State the number of lines in the material below that have "защитных" in them, without any other text.

--- START OF Data provided ---

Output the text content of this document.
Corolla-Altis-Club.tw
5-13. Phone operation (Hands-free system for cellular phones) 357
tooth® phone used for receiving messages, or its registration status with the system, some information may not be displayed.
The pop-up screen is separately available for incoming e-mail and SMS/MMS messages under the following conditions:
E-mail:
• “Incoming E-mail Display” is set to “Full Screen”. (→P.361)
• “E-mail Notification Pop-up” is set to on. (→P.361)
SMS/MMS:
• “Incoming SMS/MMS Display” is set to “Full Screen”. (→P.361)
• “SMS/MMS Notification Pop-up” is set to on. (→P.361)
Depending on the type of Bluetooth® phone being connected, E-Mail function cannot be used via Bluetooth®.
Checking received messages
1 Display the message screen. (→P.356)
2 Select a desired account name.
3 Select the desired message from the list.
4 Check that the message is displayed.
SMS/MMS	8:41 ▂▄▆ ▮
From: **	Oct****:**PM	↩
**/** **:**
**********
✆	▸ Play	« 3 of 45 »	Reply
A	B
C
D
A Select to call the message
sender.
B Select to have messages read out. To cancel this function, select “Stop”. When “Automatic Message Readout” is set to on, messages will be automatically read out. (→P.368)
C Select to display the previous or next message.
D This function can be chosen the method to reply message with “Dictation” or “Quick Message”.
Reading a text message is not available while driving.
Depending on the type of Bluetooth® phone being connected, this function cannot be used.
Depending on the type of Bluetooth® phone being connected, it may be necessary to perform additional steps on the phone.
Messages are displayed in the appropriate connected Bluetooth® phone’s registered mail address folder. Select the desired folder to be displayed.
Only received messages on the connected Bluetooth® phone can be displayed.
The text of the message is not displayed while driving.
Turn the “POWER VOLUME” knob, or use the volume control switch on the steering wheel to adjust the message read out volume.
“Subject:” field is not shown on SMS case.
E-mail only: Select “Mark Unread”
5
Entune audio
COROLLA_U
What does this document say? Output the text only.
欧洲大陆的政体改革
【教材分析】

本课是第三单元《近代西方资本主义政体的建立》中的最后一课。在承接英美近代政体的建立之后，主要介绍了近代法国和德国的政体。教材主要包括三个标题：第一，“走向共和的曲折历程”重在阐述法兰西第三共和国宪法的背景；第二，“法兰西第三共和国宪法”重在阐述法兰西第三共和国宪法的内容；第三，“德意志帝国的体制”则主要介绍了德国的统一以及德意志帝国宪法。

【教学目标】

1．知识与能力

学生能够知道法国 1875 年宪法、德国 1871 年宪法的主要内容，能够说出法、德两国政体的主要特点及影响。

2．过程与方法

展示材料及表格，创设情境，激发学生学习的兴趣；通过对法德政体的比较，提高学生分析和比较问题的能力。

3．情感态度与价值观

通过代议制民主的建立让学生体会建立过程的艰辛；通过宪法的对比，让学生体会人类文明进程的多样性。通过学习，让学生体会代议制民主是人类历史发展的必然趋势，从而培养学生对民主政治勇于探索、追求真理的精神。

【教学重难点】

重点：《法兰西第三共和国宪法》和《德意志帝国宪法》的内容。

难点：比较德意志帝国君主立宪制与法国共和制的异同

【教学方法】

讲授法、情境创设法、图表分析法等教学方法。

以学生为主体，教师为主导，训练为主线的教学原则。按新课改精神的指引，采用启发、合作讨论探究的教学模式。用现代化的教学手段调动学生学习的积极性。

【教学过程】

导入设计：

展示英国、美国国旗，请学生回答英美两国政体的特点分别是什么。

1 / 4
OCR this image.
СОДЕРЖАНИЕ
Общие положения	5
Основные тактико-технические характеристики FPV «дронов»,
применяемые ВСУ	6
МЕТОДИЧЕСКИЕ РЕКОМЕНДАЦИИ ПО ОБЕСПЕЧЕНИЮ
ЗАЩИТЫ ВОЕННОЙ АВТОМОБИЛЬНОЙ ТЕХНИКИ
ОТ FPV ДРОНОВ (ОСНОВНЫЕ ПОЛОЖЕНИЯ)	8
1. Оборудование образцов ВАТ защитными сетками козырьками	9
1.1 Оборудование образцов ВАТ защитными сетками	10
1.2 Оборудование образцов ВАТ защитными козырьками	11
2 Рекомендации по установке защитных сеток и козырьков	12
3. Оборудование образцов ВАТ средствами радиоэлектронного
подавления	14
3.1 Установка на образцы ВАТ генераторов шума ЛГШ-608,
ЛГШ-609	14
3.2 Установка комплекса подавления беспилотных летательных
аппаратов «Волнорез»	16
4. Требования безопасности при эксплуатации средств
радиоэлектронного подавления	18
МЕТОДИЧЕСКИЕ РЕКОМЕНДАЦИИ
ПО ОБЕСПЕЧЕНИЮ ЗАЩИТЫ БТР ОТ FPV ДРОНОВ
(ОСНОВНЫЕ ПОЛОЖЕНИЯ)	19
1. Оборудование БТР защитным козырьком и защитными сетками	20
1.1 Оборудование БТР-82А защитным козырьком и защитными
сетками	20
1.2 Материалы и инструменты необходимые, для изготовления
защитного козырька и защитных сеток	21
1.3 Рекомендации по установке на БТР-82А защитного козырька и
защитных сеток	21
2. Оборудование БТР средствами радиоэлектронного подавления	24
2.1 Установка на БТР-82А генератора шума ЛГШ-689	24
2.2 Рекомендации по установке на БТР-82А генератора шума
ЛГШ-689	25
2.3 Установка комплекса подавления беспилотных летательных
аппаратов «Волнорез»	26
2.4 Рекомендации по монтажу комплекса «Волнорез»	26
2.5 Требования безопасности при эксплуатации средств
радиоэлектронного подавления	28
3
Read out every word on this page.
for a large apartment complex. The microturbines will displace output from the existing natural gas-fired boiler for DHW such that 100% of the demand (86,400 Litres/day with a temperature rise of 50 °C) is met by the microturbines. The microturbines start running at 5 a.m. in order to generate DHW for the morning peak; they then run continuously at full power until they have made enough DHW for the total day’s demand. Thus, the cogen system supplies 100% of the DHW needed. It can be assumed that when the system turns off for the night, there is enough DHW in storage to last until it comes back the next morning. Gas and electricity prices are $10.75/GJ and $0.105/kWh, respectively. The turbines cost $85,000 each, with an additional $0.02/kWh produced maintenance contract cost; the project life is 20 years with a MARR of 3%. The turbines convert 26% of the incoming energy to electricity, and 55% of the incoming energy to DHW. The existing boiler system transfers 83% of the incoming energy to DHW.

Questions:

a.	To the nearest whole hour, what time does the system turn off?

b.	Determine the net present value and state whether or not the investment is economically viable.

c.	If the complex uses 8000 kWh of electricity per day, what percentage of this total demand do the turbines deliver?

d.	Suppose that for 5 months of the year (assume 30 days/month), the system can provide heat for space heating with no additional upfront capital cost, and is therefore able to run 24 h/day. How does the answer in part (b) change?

--- END OF Data provided ---

__Full response__.
3